BEGIN Supplied data

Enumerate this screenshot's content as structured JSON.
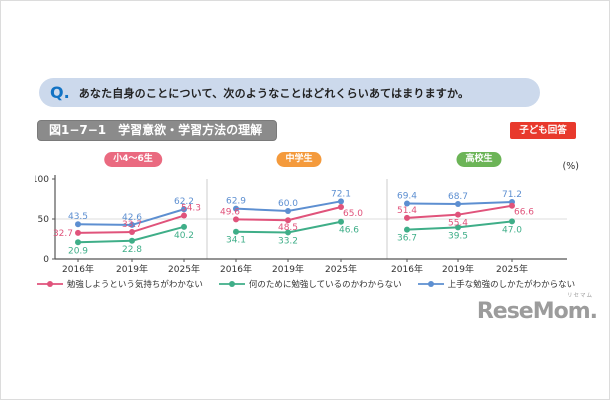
{
  "question": {
    "prefix": "Q.",
    "text": "あなた自身のことについて、次のようなことはどれくらいあてはまりますか。"
  },
  "figure": {
    "title": "図1−7−1　学習意欲・学習方法の理解",
    "respondent_badge": "子ども回答"
  },
  "logo": {
    "text": "ReseMom.",
    "ruby": "リセマム"
  },
  "colors": {
    "banner_bg": "#ccd9ec",
    "q_blue": "#1273c4",
    "title_bar": "#8b8b8b",
    "respondent_red": "#e8392c",
    "axis": "#555555",
    "grid": "#dddddd"
  },
  "chart_data": {
    "type": "line",
    "unit_label": "(%)",
    "x_categories": [
      "2016年",
      "2019年",
      "2025年"
    ],
    "y_ticks": [
      0,
      50,
      100
    ],
    "ylim": [
      0,
      100
    ],
    "grid_value": 50,
    "legend_position": "bottom",
    "legend": [
      {
        "name": "勉強しようという気持ちがわかない",
        "color": "#e0537b"
      },
      {
        "name": "何のために勉強しているのかわからない",
        "color": "#3fae88"
      },
      {
        "name": "上手な勉強のしかたがわからない",
        "color": "#5d8fd1"
      }
    ],
    "panels": [
      {
        "group": "小4〜6生",
        "badge_color": "#ea6a80",
        "series": [
          {
            "name": "勉強しようという気持ちがわかない",
            "values": [
              32.7,
              33.7,
              54.3
            ]
          },
          {
            "name": "何のために勉強しているのかわからない",
            "values": [
              20.9,
              22.8,
              40.2
            ]
          },
          {
            "name": "上手な勉強のしかたがわからない",
            "values": [
              43.5,
              42.6,
              62.2
            ]
          }
        ]
      },
      {
        "group": "中学生",
        "badge_color": "#f49a3c",
        "series": [
          {
            "name": "勉強しようという気持ちがわかない",
            "values": [
              49.6,
              48.5,
              65.0
            ]
          },
          {
            "name": "何のために勉強しているのかわからない",
            "values": [
              34.1,
              33.2,
              46.6
            ]
          },
          {
            "name": "上手な勉強のしかたがわからない",
            "values": [
              62.9,
              60.0,
              72.1
            ]
          }
        ]
      },
      {
        "group": "高校生",
        "badge_color": "#6cb457",
        "series": [
          {
            "name": "勉強しようという気持ちがわかない",
            "values": [
              51.4,
              55.4,
              66.6
            ]
          },
          {
            "name": "何のために勉強しているのかわからない",
            "values": [
              36.7,
              39.5,
              47.0
            ]
          },
          {
            "name": "上手な勉強のしかたがわからない",
            "values": [
              69.4,
              68.7,
              71.2
            ]
          }
        ]
      }
    ]
  }
}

END Supplied data

Task directions
Show every line above in which the word "text" occurs.

Task solution
    "text": "あなた自身のことについて、次のようなことはどれくらいあてはまりますか。"
    "text": "ReseMom.",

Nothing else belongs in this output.